TO BE DONE — Pictures don't belong in the copy; print all the records exactly.
— start RECORDS TO PROCESS —
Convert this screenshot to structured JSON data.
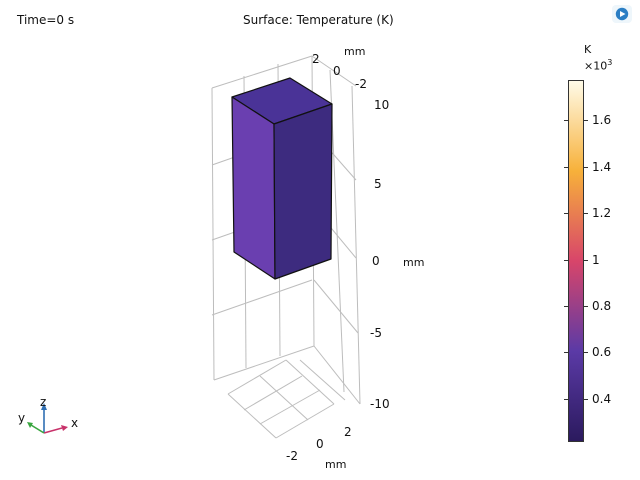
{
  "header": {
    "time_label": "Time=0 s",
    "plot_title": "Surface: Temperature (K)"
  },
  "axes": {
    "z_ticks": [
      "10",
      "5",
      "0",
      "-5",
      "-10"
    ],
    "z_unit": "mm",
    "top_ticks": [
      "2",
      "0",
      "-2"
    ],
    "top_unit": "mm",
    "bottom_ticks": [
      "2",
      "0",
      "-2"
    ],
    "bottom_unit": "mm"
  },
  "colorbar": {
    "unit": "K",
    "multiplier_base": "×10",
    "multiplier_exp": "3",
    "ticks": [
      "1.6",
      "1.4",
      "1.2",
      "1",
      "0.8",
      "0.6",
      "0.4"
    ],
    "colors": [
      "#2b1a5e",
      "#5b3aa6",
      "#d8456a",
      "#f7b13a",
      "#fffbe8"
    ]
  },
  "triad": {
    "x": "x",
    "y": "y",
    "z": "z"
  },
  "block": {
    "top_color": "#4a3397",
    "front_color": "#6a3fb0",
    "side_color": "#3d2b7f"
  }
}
— end RECORDS TO PROCESS —
THE SOLUTION —
Convert this screenshot to structured JSON data.
{
  "header": {
    "time_label": "Time=0 s",
    "plot_title": "Surface: Temperature (K)"
  },
  "axes": {
    "z_ticks": [
      "10",
      "5",
      "0",
      "-5",
      "-10"
    ],
    "z_unit": "mm",
    "top_ticks": [
      "2",
      "0",
      "-2"
    ],
    "top_unit": "mm",
    "bottom_ticks": [
      "2",
      "0",
      "-2"
    ],
    "bottom_unit": "mm"
  },
  "colorbar": {
    "unit": "K",
    "multiplier_base": "×10",
    "multiplier_exp": "3",
    "ticks": [
      "1.6",
      "1.4",
      "1.2",
      "1",
      "0.8",
      "0.6",
      "0.4"
    ],
    "colors": [
      "#2b1a5e",
      "#5b3aa6",
      "#d8456a",
      "#f7b13a",
      "#fffbe8"
    ]
  },
  "triad": {
    "x": "x",
    "y": "y",
    "z": "z"
  },
  "block": {
    "top_color": "#4a3397",
    "front_color": "#6a3fb0",
    "side_color": "#3d2b7f"
  }
}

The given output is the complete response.